GIVEN REQUEST:
Restate the data below word for word. Skip any images it contains.
--- START OF THE RECORDS ---
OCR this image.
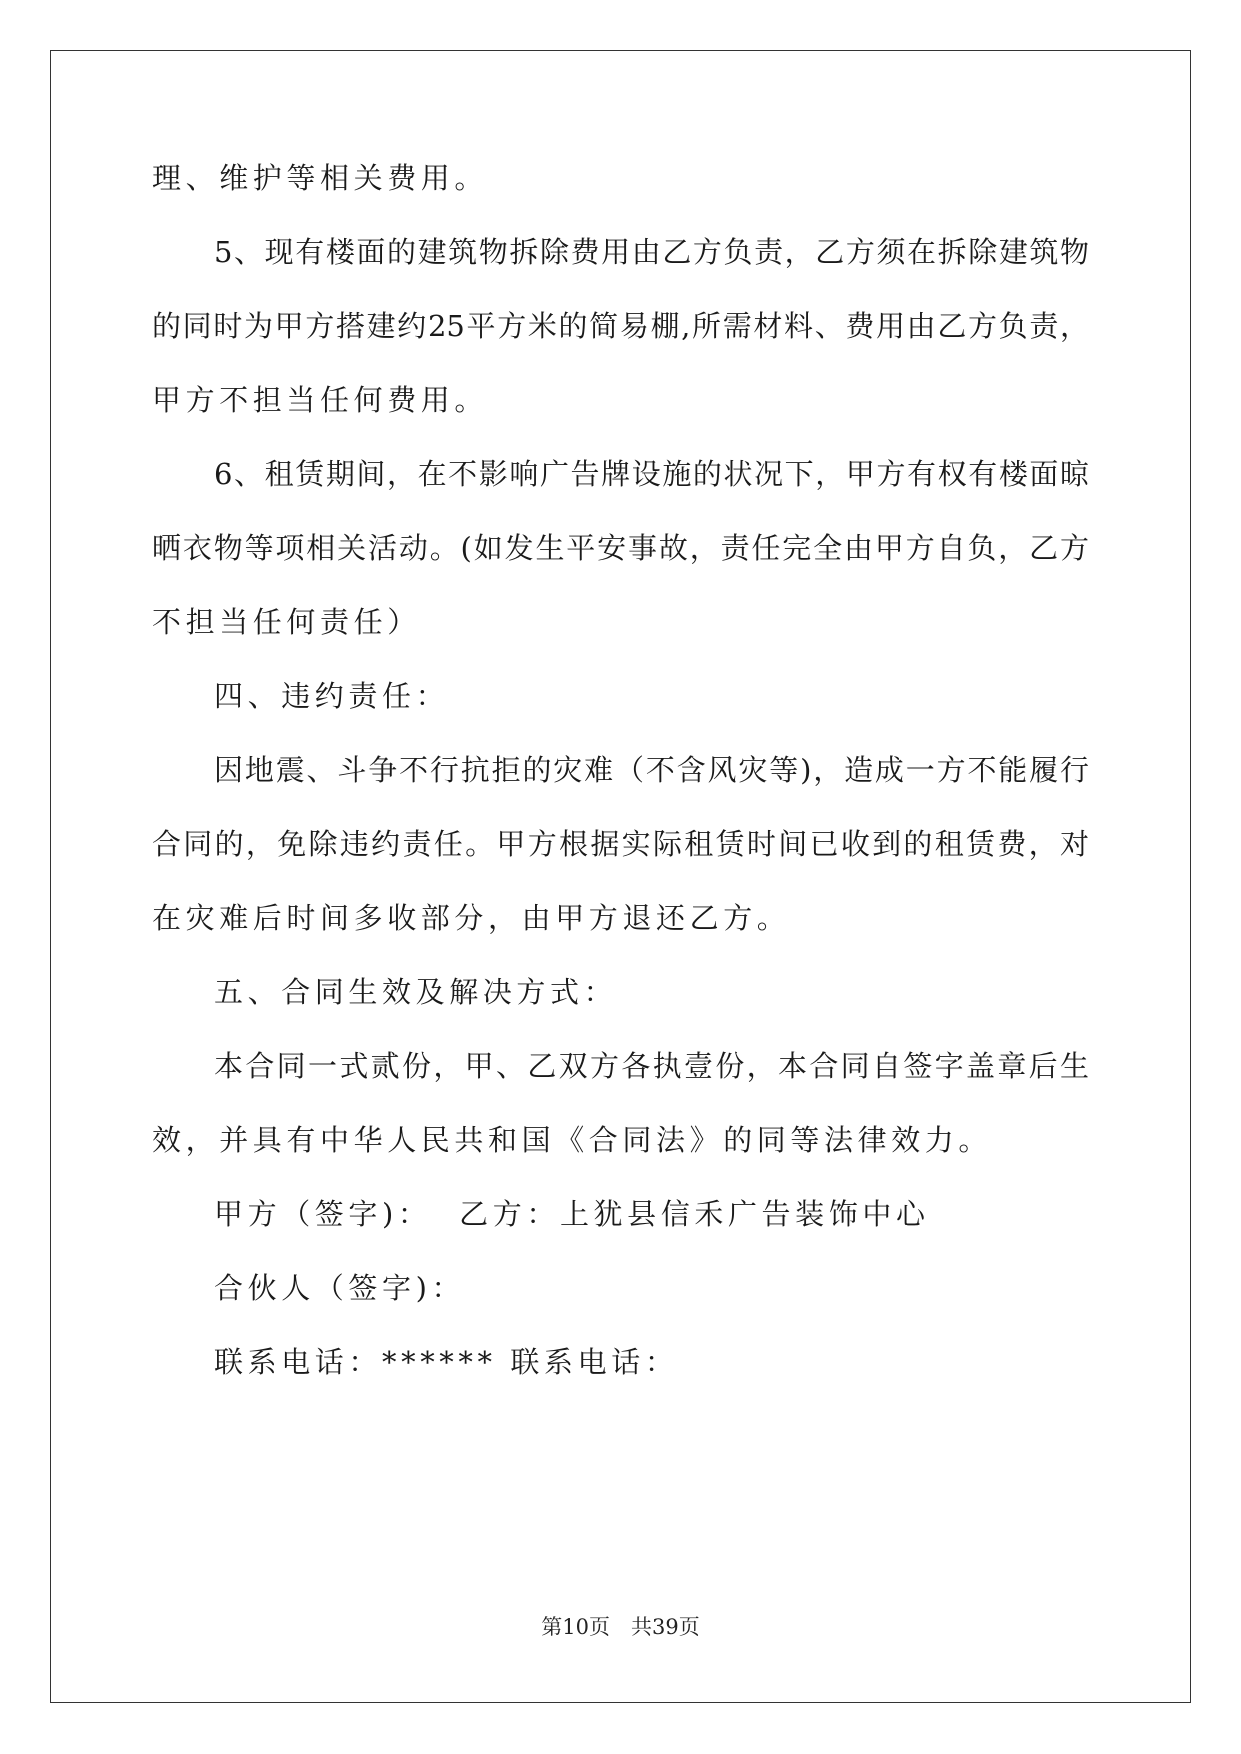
理、维护等相关费用。
5、现有楼面的建筑物拆除费用由乙方负责，乙方须在拆除建筑物
的同时为甲方搭建约25平方米的简易棚,所需材料、费用由乙方负责，
甲方不担当任何费用。
6、租赁期间，在不影响广告牌设施的状况下，甲方有权有楼面晾
晒衣物等项相关活动。(如发生平安事故，责任完全由甲方自负，乙方
不担当任何责任）
四、违约责任：
因地震、斗争不行抗拒的灾难（不含风灾等)，造成一方不能履行
合同的，免除违约责任。甲方根据实际租赁时间已收到的租赁费，对
在灾难后时间多收部分，由甲方退还乙方。
五、合同生效及解决方式：
本合同一式贰份，甲、乙双方各执壹份，本合同自签字盖章后生
效，并具有中华人民共和国《合同法》的同等法律效力。
甲方（签字)：  乙方：上犹县信禾广告装饰中心
合伙人（签字)：
联系电话：****** 联系电话：
第10页　共39页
--- END OF THE RECORDS ---
PROBLEM SOLUTION:
OCR this image.
理、维护等相关费用。
5、现有楼面的建筑物拆除费用由乙方负责，乙方须在拆除建筑物
的同时为甲方搭建约25平方米的简易棚,所需材料、费用由乙方负责，
甲方不担当任何费用。
6、租赁期间，在不影响广告牌设施的状况下，甲方有权有楼面晾
晒衣物等项相关活动。(如发生平安事故，责任完全由甲方自负，乙方
不担当任何责任）
四、违约责任：
因地震、斗争不行抗拒的灾难（不含风灾等)，造成一方不能履行
合同的，免除违约责任。甲方根据实际租赁时间已收到的租赁费，对
在灾难后时间多收部分，由甲方退还乙方。
五、合同生效及解决方式：
本合同一式贰份，甲、乙双方各执壹份，本合同自签字盖章后生
效，并具有中华人民共和国《合同法》的同等法律效力。
甲方（签字)：  乙方：上犹县信禾广告装饰中心
合伙人（签字)：
联系电话：****** 联系电话：
第10页　共39页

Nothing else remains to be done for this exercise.